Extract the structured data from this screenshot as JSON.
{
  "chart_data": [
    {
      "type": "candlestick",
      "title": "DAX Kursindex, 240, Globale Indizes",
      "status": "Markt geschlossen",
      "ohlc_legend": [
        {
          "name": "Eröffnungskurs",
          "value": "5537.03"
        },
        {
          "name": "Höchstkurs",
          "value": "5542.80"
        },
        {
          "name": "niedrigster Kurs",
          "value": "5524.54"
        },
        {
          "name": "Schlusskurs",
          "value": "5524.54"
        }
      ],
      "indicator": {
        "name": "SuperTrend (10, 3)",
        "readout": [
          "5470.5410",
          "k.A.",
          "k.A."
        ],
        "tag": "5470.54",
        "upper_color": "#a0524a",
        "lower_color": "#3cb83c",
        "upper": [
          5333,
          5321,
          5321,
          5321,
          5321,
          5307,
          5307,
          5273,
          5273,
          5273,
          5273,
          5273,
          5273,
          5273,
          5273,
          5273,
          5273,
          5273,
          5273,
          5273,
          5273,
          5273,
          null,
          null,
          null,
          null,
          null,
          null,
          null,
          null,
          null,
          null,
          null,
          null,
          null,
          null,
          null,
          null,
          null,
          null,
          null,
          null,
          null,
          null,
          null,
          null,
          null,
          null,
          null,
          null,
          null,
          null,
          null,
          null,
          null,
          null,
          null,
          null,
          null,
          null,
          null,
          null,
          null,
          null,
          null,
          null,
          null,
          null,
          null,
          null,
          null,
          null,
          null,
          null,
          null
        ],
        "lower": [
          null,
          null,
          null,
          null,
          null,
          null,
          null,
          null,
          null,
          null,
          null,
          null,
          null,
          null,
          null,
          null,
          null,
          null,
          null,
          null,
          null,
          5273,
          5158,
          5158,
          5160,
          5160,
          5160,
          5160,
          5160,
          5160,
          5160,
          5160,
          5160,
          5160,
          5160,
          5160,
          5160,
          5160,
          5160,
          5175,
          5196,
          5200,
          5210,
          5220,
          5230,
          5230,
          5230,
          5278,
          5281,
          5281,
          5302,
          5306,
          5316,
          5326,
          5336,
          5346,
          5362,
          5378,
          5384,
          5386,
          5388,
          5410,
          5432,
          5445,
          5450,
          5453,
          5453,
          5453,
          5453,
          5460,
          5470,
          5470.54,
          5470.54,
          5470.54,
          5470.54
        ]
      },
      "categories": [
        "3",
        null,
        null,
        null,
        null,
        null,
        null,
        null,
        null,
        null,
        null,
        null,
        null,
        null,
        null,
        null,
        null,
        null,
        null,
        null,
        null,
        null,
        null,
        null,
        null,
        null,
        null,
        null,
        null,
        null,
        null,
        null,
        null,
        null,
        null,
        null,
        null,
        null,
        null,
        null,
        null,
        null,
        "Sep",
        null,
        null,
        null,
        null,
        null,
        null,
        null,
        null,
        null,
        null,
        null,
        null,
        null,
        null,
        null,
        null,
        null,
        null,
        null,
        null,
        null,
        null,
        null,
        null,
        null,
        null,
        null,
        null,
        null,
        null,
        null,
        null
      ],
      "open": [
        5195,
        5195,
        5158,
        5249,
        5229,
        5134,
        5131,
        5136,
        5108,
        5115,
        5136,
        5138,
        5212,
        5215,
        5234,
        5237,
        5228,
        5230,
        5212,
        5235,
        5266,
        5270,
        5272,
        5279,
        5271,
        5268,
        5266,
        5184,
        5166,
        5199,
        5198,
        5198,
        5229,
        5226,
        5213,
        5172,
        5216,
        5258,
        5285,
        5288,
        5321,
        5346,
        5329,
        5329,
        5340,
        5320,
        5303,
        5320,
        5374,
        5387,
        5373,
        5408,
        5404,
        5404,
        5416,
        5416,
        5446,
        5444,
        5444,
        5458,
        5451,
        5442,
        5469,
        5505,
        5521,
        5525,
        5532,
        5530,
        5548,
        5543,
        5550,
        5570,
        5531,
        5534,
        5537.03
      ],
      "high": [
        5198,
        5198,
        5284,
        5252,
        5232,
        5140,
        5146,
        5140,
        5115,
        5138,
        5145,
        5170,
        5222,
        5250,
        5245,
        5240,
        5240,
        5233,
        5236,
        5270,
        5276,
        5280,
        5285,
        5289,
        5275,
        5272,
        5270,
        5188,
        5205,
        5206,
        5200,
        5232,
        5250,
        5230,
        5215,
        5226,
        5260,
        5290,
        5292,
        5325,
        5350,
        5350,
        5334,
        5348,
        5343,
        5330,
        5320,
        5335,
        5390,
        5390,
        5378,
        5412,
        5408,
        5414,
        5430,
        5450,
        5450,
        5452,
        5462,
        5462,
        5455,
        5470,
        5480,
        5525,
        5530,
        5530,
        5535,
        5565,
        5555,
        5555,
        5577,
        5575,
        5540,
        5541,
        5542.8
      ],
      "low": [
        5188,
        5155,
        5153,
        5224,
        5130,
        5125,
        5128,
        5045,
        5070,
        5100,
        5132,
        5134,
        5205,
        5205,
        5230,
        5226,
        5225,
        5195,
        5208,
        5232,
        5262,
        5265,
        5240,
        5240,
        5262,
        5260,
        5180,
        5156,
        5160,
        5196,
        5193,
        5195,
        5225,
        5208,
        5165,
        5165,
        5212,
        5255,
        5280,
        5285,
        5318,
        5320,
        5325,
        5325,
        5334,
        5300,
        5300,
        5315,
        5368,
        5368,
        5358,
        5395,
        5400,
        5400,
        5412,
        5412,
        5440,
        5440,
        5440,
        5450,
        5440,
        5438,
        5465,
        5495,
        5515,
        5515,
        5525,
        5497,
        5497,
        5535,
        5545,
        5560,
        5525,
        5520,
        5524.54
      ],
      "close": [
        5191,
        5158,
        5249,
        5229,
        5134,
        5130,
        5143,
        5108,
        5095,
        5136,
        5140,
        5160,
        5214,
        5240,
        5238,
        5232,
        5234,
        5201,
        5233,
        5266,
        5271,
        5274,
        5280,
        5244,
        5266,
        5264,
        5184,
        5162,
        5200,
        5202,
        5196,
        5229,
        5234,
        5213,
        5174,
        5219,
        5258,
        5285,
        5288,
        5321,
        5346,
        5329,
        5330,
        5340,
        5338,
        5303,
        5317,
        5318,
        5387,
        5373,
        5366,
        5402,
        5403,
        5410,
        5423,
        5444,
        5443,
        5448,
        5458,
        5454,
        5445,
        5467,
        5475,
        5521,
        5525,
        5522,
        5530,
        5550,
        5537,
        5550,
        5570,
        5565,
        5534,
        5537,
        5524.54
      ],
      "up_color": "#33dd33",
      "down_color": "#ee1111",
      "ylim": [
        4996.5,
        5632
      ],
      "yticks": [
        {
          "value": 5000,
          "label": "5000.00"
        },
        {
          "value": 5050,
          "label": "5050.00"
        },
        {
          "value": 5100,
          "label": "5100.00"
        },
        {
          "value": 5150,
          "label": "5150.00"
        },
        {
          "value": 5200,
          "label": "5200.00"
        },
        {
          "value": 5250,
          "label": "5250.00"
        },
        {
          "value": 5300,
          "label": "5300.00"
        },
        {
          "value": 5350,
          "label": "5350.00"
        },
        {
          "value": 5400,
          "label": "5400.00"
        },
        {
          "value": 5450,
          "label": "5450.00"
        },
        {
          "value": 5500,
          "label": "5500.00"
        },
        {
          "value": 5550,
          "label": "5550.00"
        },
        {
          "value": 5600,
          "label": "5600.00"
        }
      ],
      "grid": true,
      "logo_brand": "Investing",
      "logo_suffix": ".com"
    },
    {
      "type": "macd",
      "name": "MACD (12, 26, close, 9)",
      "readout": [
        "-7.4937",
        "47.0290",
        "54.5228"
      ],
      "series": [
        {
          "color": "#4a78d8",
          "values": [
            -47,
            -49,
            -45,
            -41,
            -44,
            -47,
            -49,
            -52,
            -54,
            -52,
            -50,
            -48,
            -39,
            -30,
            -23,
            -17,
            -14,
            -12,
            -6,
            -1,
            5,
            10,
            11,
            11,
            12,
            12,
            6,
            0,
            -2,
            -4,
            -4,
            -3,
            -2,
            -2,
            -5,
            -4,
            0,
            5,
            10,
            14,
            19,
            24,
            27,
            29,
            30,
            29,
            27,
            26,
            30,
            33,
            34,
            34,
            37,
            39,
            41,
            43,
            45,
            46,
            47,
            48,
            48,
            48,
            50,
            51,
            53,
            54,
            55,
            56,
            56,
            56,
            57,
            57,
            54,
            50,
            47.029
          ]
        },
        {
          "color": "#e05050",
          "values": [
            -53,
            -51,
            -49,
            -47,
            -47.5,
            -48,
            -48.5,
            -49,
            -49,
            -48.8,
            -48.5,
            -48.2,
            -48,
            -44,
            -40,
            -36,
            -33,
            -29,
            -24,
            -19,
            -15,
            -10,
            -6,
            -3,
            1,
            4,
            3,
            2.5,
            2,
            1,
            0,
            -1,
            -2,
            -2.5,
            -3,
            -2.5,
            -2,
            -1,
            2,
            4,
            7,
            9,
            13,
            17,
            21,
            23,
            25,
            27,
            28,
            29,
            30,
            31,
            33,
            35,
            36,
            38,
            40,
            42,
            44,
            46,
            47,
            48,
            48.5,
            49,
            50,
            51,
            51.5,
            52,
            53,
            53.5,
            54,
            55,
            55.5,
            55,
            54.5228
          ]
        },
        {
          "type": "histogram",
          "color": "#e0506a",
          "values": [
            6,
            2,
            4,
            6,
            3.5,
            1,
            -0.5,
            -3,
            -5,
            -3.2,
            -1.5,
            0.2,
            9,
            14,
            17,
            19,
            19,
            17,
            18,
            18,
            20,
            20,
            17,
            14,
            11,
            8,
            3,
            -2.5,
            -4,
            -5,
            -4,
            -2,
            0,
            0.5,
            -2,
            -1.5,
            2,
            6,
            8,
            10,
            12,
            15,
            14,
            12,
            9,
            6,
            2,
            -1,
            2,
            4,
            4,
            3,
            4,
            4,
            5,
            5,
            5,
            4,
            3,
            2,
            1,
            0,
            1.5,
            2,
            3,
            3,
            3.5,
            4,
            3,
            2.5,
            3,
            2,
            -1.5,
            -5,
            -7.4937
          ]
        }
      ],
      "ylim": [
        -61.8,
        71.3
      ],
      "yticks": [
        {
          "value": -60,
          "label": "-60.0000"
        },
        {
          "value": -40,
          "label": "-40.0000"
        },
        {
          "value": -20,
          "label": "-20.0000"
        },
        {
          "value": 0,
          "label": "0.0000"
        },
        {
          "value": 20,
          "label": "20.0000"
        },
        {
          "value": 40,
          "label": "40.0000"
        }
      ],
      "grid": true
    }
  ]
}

* To do: Scan the material above. Return every line containing the string "type".

* Task response:
      "type": "candlestick",
      "type": "macd",
          "type": "histogram",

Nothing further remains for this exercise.